Do this:
For the listing below, give the number of lines in which "Velocity" occurs. Add nothing.

Data entries for graphics:

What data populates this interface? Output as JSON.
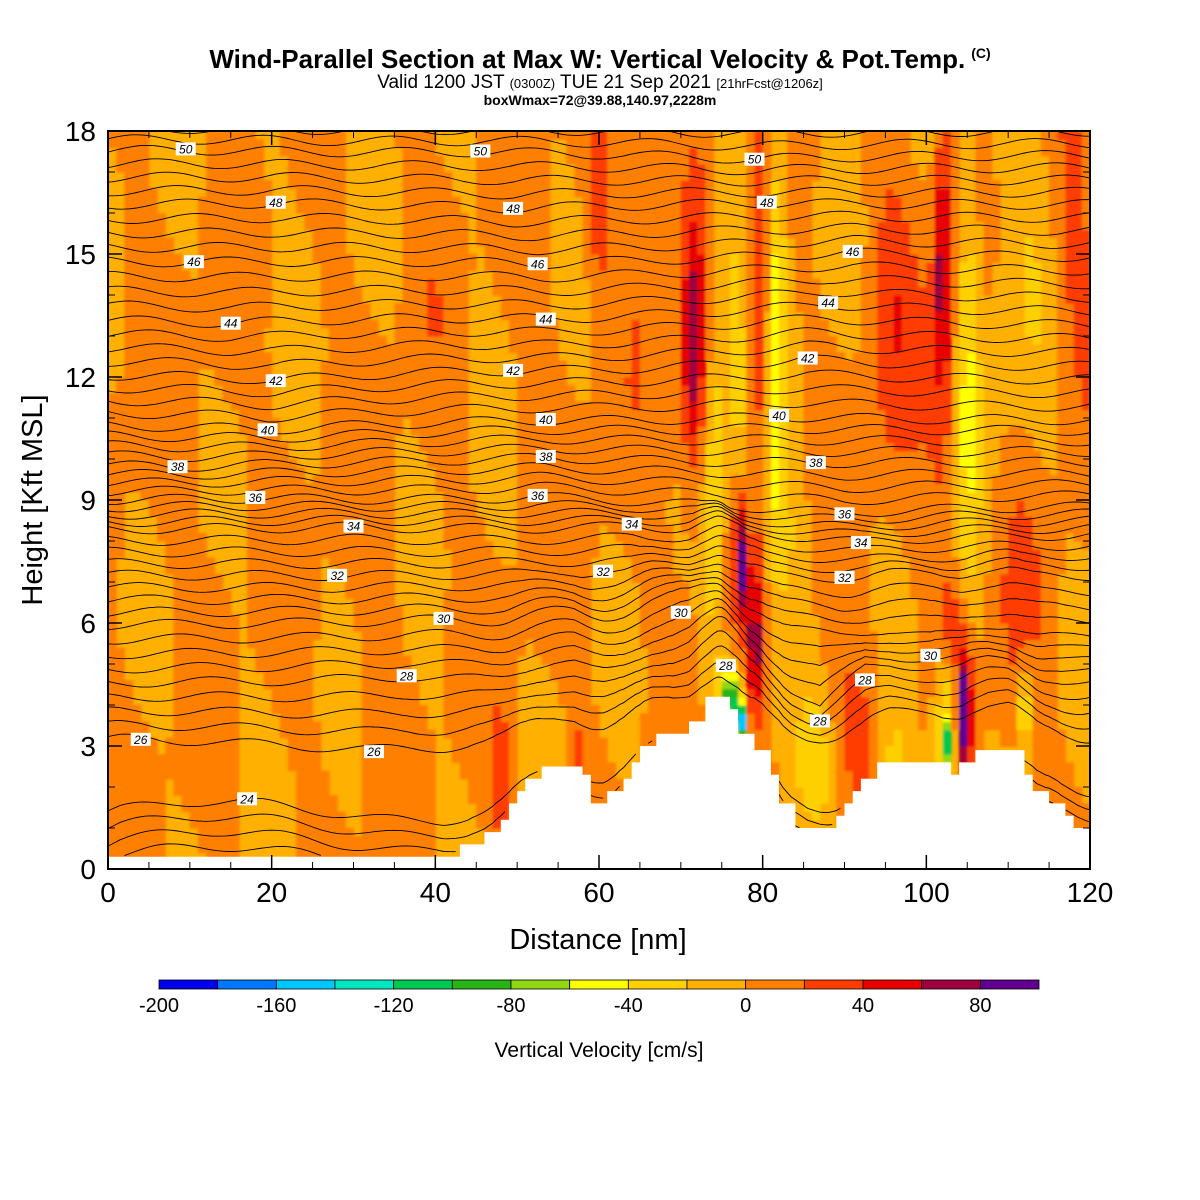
{
  "header": {
    "title": "Wind-Parallel Section at Max W: Vertical Velocity & Pot.Temp.",
    "copyright": "(C)",
    "valid_prefix": "Valid 1200 JST",
    "valid_utc": "(0300Z)",
    "valid_date": "TUE 21 Sep 2021",
    "forecast": "[21hrFcst@1206z]",
    "boxwmax": "boxWmax=72@39.88,140.97,2228m"
  },
  "chart_data": {
    "type": "contour",
    "xlabel": "Distance [nm]",
    "ylabel": "Height [Kft MSL]",
    "xlim": [
      0,
      120
    ],
    "ylim": [
      0,
      18
    ],
    "x_ticks": [
      0,
      20,
      40,
      60,
      80,
      100,
      120
    ],
    "y_ticks": [
      0,
      3,
      6,
      9,
      12,
      15,
      18
    ],
    "x_tick_labels": [
      "0",
      "20",
      "40",
      "60",
      "80",
      "100",
      "120"
    ],
    "y_tick_labels": [
      "0",
      "3",
      "6",
      "9",
      "12",
      "15",
      "18"
    ],
    "colorbar": {
      "label": "Vertical Velocity [cm/s]",
      "boundaries": [
        -200,
        -180,
        -160,
        -140,
        -120,
        -100,
        -80,
        -60,
        -40,
        -20,
        0,
        20,
        40,
        60,
        80,
        100
      ],
      "colors": [
        "#0000ee",
        "#0077ff",
        "#00c8ff",
        "#00e8c0",
        "#00c850",
        "#28b414",
        "#90d814",
        "#ffff00",
        "#ffd000",
        "#ffb000",
        "#ff8000",
        "#ff3c00",
        "#e80000",
        "#a0003c",
        "#600090"
      ],
      "tick_values": [
        -200,
        -160,
        -120,
        -80,
        -40,
        0,
        40,
        80
      ],
      "tick_labels": [
        "-200",
        "-160",
        "-120",
        "-80",
        "-40",
        "0",
        "40",
        "80"
      ]
    },
    "background_color": "#ffb000",
    "terrain": [
      [
        0,
        0.3
      ],
      [
        43,
        0.3
      ],
      [
        43,
        0.6
      ],
      [
        46,
        0.6
      ],
      [
        46,
        0.9
      ],
      [
        48,
        0.9
      ],
      [
        48,
        1.2
      ],
      [
        49,
        1.2
      ],
      [
        49,
        1.6
      ],
      [
        50,
        1.6
      ],
      [
        50,
        1.9
      ],
      [
        51,
        1.9
      ],
      [
        51,
        2.2
      ],
      [
        53,
        2.2
      ],
      [
        53,
        2.5
      ],
      [
        58,
        2.5
      ],
      [
        58,
        2.3
      ],
      [
        59,
        2.3
      ],
      [
        59,
        1.6
      ],
      [
        61,
        1.6
      ],
      [
        61,
        1.9
      ],
      [
        63,
        1.9
      ],
      [
        63,
        2.2
      ],
      [
        64,
        2.2
      ],
      [
        64,
        2.6
      ],
      [
        65,
        2.6
      ],
      [
        65,
        3.0
      ],
      [
        67,
        3.0
      ],
      [
        67,
        3.3
      ],
      [
        71,
        3.3
      ],
      [
        71,
        3.6
      ],
      [
        73,
        3.6
      ],
      [
        73,
        4.2
      ],
      [
        76,
        4.2
      ],
      [
        76,
        3.9
      ],
      [
        77,
        3.9
      ],
      [
        77,
        3.3
      ],
      [
        79,
        3.3
      ],
      [
        79,
        2.9
      ],
      [
        81,
        2.9
      ],
      [
        81,
        2.3
      ],
      [
        82,
        2.3
      ],
      [
        82,
        1.6
      ],
      [
        84,
        1.6
      ],
      [
        84,
        1.0
      ],
      [
        89,
        1.0
      ],
      [
        89,
        1.3
      ],
      [
        90,
        1.3
      ],
      [
        90,
        1.6
      ],
      [
        91,
        1.6
      ],
      [
        91,
        1.9
      ],
      [
        92,
        1.9
      ],
      [
        92,
        2.2
      ],
      [
        94,
        2.2
      ],
      [
        94,
        2.6
      ],
      [
        103,
        2.6
      ],
      [
        103,
        2.3
      ],
      [
        104,
        2.3
      ],
      [
        104,
        2.6
      ],
      [
        106,
        2.6
      ],
      [
        106,
        2.9
      ],
      [
        112,
        2.9
      ],
      [
        112,
        2.3
      ],
      [
        113,
        2.3
      ],
      [
        113,
        1.9
      ],
      [
        115,
        1.9
      ],
      [
        115,
        1.6
      ],
      [
        117,
        1.6
      ],
      [
        117,
        1.3
      ],
      [
        118,
        1.3
      ],
      [
        118,
        1.0
      ],
      [
        120,
        1.0
      ]
    ],
    "w_features": [
      {
        "x": 4,
        "y": 9.5,
        "rx": 6,
        "ry": 6,
        "w": 5
      },
      {
        "x": 14,
        "y": 12,
        "rx": 3,
        "ry": 7,
        "w": 8
      },
      {
        "x": 28,
        "y": 8,
        "rx": 6,
        "ry": 8,
        "w": 4
      },
      {
        "x": 33,
        "y": 6,
        "rx": 2.5,
        "ry": 6,
        "w": 8
      },
      {
        "x": 40,
        "y": 14,
        "rx": 4,
        "ry": 5,
        "w": 7
      },
      {
        "x": 47,
        "y": 4,
        "rx": 5,
        "ry": 3,
        "w": 5
      },
      {
        "x": 53,
        "y": 12,
        "rx": 4,
        "ry": 6,
        "w": 7
      },
      {
        "x": 62,
        "y": 10,
        "rx": 6,
        "ry": 6,
        "w": 6
      },
      {
        "x": 3,
        "y": 2,
        "rx": 4,
        "ry": 2,
        "w": 4
      },
      {
        "x": 120,
        "y": 11,
        "rx": 3,
        "ry": 5,
        "w": 5
      },
      {
        "x": 111,
        "y": 15,
        "rx": 4,
        "ry": 6,
        "w": -15
      },
      {
        "x": 118,
        "y": 15,
        "rx": 2.5,
        "ry": 4,
        "w": 25
      },
      {
        "x": 96,
        "y": 10,
        "rx": 6,
        "ry": 5,
        "w": 8
      },
      {
        "x": 96,
        "y": 14,
        "rx": 3,
        "ry": 4,
        "w": 25
      },
      {
        "x": 60,
        "y": 16.5,
        "rx": 1.5,
        "ry": 2.5,
        "w": 35
      },
      {
        "x": 66,
        "y": 16,
        "rx": 2.5,
        "ry": 3,
        "w": 25
      },
      {
        "x": 72,
        "y": 13,
        "rx": 2.5,
        "ry": 5,
        "w": 35
      },
      {
        "x": 71.5,
        "y": 12.5,
        "rx": 1.2,
        "ry": 2.5,
        "w": 45
      },
      {
        "x": 74,
        "y": 11,
        "rx": 1.5,
        "ry": 6,
        "w": -40
      },
      {
        "x": 77,
        "y": 11,
        "rx": 1.5,
        "ry": 6,
        "w": -45
      },
      {
        "x": 78.5,
        "y": 14,
        "rx": 1.3,
        "ry": 5,
        "w": 30
      },
      {
        "x": 80,
        "y": 14,
        "rx": 0.8,
        "ry": 5,
        "w": 55
      },
      {
        "x": 81.5,
        "y": 13,
        "rx": 1.5,
        "ry": 6,
        "w": -45
      },
      {
        "x": 76.5,
        "y": 8,
        "rx": 1.2,
        "ry": 3,
        "w": 45
      },
      {
        "x": 77.5,
        "y": 7.5,
        "rx": 0.7,
        "ry": 1.5,
        "w": 85
      },
      {
        "x": 79,
        "y": 5.5,
        "rx": 0.8,
        "ry": 2,
        "w": 75
      },
      {
        "x": 76.5,
        "y": 4,
        "rx": 1,
        "ry": 0.7,
        "w": -85
      },
      {
        "x": 77.5,
        "y": 3.6,
        "rx": 0.6,
        "ry": 0.4,
        "w": -125
      },
      {
        "x": 75.5,
        "y": 4.3,
        "rx": 1,
        "ry": 0.8,
        "w": -50
      },
      {
        "x": 83,
        "y": 8,
        "rx": 3,
        "ry": 2,
        "w": -15
      },
      {
        "x": 91,
        "y": 3.5,
        "rx": 2.5,
        "ry": 2,
        "w": 25
      },
      {
        "x": 86,
        "y": 2.5,
        "rx": 2,
        "ry": 1.5,
        "w": -30
      },
      {
        "x": 96,
        "y": 2.5,
        "rx": 2,
        "ry": 1.5,
        "w": -30
      },
      {
        "x": 102.5,
        "y": 3.5,
        "rx": 1.5,
        "ry": 2,
        "w": -55
      },
      {
        "x": 102.3,
        "y": 3.1,
        "rx": 0.6,
        "ry": 0.5,
        "w": -90
      },
      {
        "x": 104.5,
        "y": 4,
        "rx": 1.3,
        "ry": 2.2,
        "w": 45
      },
      {
        "x": 104.8,
        "y": 3.8,
        "rx": 0.6,
        "ry": 1.3,
        "w": 90
      },
      {
        "x": 103,
        "y": 6,
        "rx": 1,
        "ry": 1,
        "w": 30
      },
      {
        "x": 102,
        "y": 13,
        "rx": 2,
        "ry": 5,
        "w": 30
      },
      {
        "x": 102,
        "y": 15,
        "rx": 0.8,
        "ry": 3,
        "w": 55
      },
      {
        "x": 105,
        "y": 12,
        "rx": 1.5,
        "ry": 6,
        "w": -40
      },
      {
        "x": 111,
        "y": 6,
        "rx": 3,
        "ry": 4,
        "w": 25
      },
      {
        "x": 112,
        "y": 4,
        "rx": 1,
        "ry": 1.2,
        "w": -50
      },
      {
        "x": 48,
        "y": 2.2,
        "rx": 1.2,
        "ry": 1.5,
        "w": 35
      },
      {
        "x": 57.5,
        "y": 2.8,
        "rx": 1,
        "ry": 0.6,
        "w": 35
      },
      {
        "x": 88,
        "y": 6,
        "rx": 2,
        "ry": 2,
        "w": 10
      }
    ],
    "isentrope_start": 24,
    "isentrope_step": 0.5,
    "isentrope_label_step": 2,
    "isentrope_labels": [
      {
        "text": "50",
        "x": 9.5,
        "y": 17.55
      },
      {
        "text": "50",
        "x": 45.5,
        "y": 17.5
      },
      {
        "text": "50",
        "x": 79,
        "y": 17.3
      },
      {
        "text": "48",
        "x": 20.5,
        "y": 16.25
      },
      {
        "text": "48",
        "x": 49.5,
        "y": 16.1
      },
      {
        "text": "48",
        "x": 80.5,
        "y": 16.25
      },
      {
        "text": "46",
        "x": 10.5,
        "y": 14.8
      },
      {
        "text": "46",
        "x": 52.5,
        "y": 14.75
      },
      {
        "text": "46",
        "x": 91,
        "y": 15.05
      },
      {
        "text": "44",
        "x": 15,
        "y": 13.3
      },
      {
        "text": "44",
        "x": 53.5,
        "y": 13.4
      },
      {
        "text": "44",
        "x": 88,
        "y": 13.8
      },
      {
        "text": "42",
        "x": 20.5,
        "y": 11.9
      },
      {
        "text": "42",
        "x": 49.5,
        "y": 12.15
      },
      {
        "text": "42",
        "x": 85.5,
        "y": 12.45
      },
      {
        "text": "40",
        "x": 19.5,
        "y": 10.7
      },
      {
        "text": "40",
        "x": 53.5,
        "y": 10.95
      },
      {
        "text": "40",
        "x": 82,
        "y": 11.05
      },
      {
        "text": "38",
        "x": 8.5,
        "y": 9.8
      },
      {
        "text": "38",
        "x": 53.5,
        "y": 10.05
      },
      {
        "text": "38",
        "x": 86.5,
        "y": 9.9
      },
      {
        "text": "36",
        "x": 18,
        "y": 9.05
      },
      {
        "text": "36",
        "x": 52.5,
        "y": 9.1
      },
      {
        "text": "36",
        "x": 90,
        "y": 8.65
      },
      {
        "text": "34",
        "x": 30,
        "y": 8.35
      },
      {
        "text": "34",
        "x": 64,
        "y": 8.4
      },
      {
        "text": "34",
        "x": 92,
        "y": 7.95
      },
      {
        "text": "32",
        "x": 28,
        "y": 7.15
      },
      {
        "text": "32",
        "x": 60.5,
        "y": 7.25
      },
      {
        "text": "32",
        "x": 90,
        "y": 7.1
      },
      {
        "text": "30",
        "x": 41,
        "y": 6.1
      },
      {
        "text": "30",
        "x": 70,
        "y": 6.25
      },
      {
        "text": "30",
        "x": 100.5,
        "y": 5.2
      },
      {
        "text": "28",
        "x": 36.5,
        "y": 4.7
      },
      {
        "text": "28",
        "x": 75.5,
        "y": 4.95
      },
      {
        "text": "28",
        "x": 92.5,
        "y": 4.6
      },
      {
        "text": "28",
        "x": 87,
        "y": 3.6
      },
      {
        "text": "26",
        "x": 4,
        "y": 3.15
      },
      {
        "text": "26",
        "x": 32.5,
        "y": 2.85
      },
      {
        "text": "24",
        "x": 17,
        "y": 1.7
      }
    ]
  }
}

Solution to this task:
2